- DATA EXCERPTS -

****************

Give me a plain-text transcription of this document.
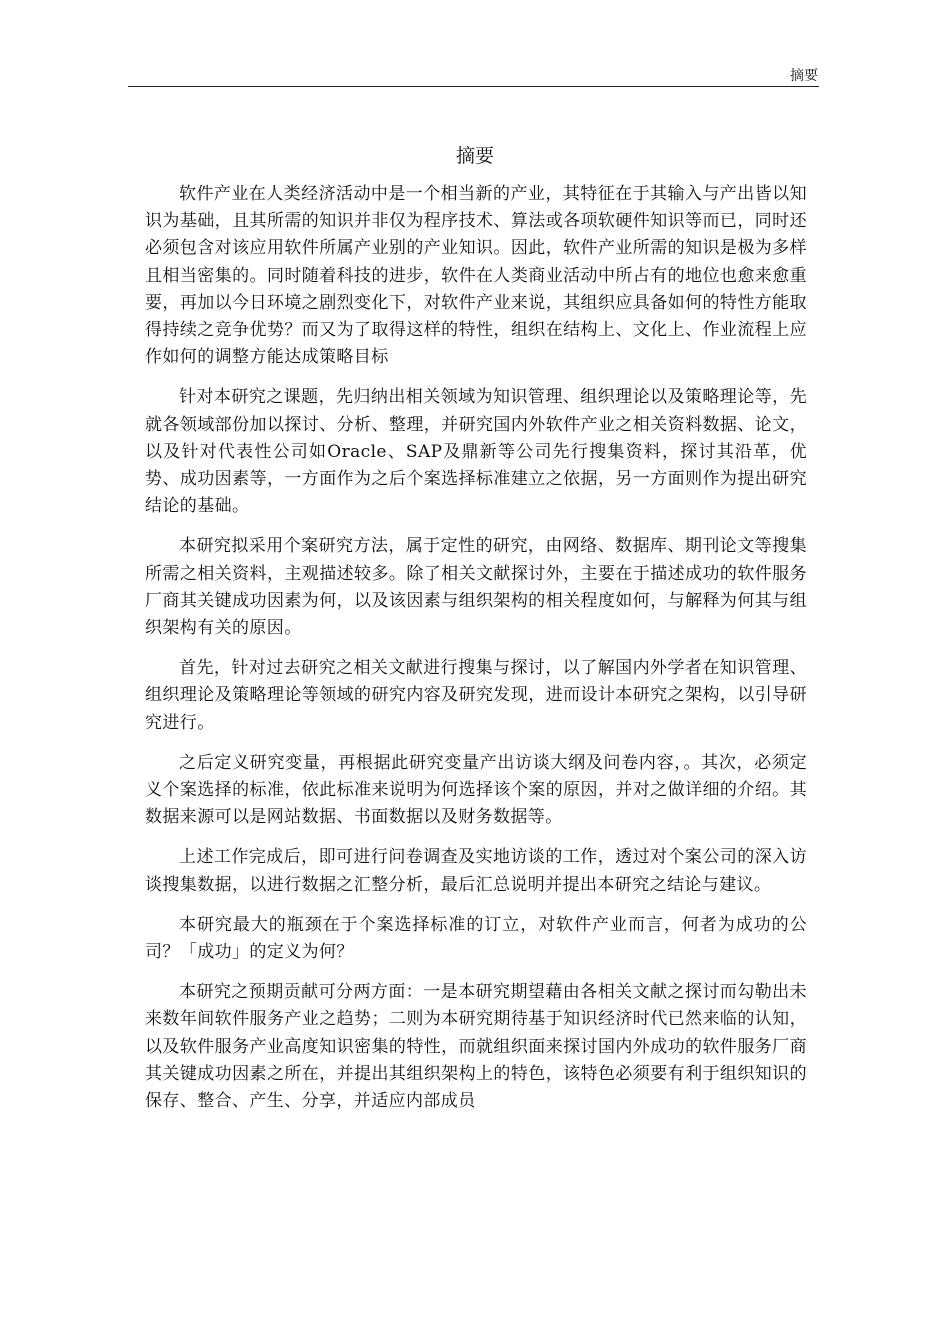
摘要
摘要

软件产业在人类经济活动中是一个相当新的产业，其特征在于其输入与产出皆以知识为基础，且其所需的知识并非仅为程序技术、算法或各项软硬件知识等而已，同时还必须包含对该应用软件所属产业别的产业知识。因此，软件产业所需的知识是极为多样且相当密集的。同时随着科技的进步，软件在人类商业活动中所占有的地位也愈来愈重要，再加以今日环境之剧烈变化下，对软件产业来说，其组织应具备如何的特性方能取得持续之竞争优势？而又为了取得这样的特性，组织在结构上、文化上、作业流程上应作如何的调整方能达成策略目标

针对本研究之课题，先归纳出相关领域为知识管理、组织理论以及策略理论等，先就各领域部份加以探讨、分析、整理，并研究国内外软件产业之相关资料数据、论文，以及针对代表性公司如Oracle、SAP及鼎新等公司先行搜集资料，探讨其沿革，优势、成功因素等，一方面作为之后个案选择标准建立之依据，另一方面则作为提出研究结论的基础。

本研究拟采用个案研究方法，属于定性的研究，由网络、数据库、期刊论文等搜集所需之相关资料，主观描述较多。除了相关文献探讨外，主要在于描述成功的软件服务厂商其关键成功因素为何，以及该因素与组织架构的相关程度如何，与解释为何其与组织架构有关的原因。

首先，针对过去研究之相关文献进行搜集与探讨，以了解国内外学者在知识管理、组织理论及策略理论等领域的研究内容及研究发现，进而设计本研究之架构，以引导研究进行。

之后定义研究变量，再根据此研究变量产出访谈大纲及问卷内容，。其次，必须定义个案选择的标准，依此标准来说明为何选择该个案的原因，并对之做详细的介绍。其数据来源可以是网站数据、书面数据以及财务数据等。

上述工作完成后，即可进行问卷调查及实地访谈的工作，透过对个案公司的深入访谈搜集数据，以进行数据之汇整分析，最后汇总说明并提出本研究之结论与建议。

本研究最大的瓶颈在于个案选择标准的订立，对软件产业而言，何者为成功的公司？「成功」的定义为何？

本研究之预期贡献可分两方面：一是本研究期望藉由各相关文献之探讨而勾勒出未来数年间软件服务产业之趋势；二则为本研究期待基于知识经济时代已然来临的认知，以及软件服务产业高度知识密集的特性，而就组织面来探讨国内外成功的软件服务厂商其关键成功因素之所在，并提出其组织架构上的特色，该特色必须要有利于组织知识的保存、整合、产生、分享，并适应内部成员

****************

- INSTRUCTIONS TO FOLLOW -
Extract all the data above exactly, excluding every picture.

- RESPONSE TO THE TASK -
Give me a plain-text transcription of this document.
摘要
摘要

软件产业在人类经济活动中是一个相当新的产业，其特征在于其输入与产出皆以知识为基础，且其所需的知识并非仅为程序技术、算法或各项软硬件知识等而已，同时还必须包含对该应用软件所属产业别的产业知识。因此，软件产业所需的知识是极为多样且相当密集的。同时随着科技的进步，软件在人类商业活动中所占有的地位也愈来愈重要，再加以今日环境之剧烈变化下，对软件产业来说，其组织应具备如何的特性方能取得持续之竞争优势？而又为了取得这样的特性，组织在结构上、文化上、作业流程上应作如何的调整方能达成策略目标

针对本研究之课题，先归纳出相关领域为知识管理、组织理论以及策略理论等，先就各领域部份加以探讨、分析、整理，并研究国内外软件产业之相关资料数据、论文，以及针对代表性公司如Oracle、SAP及鼎新等公司先行搜集资料，探讨其沿革，优势、成功因素等，一方面作为之后个案选择标准建立之依据，另一方面则作为提出研究结论的基础。

本研究拟采用个案研究方法，属于定性的研究，由网络、数据库、期刊论文等搜集所需之相关资料，主观描述较多。除了相关文献探讨外，主要在于描述成功的软件服务厂商其关键成功因素为何，以及该因素与组织架构的相关程度如何，与解释为何其与组织架构有关的原因。

首先，针对过去研究之相关文献进行搜集与探讨，以了解国内外学者在知识管理、组织理论及策略理论等领域的研究内容及研究发现，进而设计本研究之架构，以引导研究进行。

之后定义研究变量，再根据此研究变量产出访谈大纲及问卷内容，。其次，必须定义个案选择的标准，依此标准来说明为何选择该个案的原因，并对之做详细的介绍。其数据来源可以是网站数据、书面数据以及财务数据等。

上述工作完成后，即可进行问卷调查及实地访谈的工作，透过对个案公司的深入访谈搜集数据，以进行数据之汇整分析，最后汇总说明并提出本研究之结论与建议。

本研究最大的瓶颈在于个案选择标准的订立，对软件产业而言，何者为成功的公司？「成功」的定义为何？

本研究之预期贡献可分两方面：一是本研究期望藉由各相关文献之探讨而勾勒出未来数年间软件服务产业之趋势；二则为本研究期待基于知识经济时代已然来临的认知，以及软件服务产业高度知识密集的特性，而就组织面来探讨国内外成功的软件服务厂商其关键成功因素之所在，并提出其组织架构上的特色，该特色必须要有利于组织知识的保存、整合、产生、分享，并适应内部成员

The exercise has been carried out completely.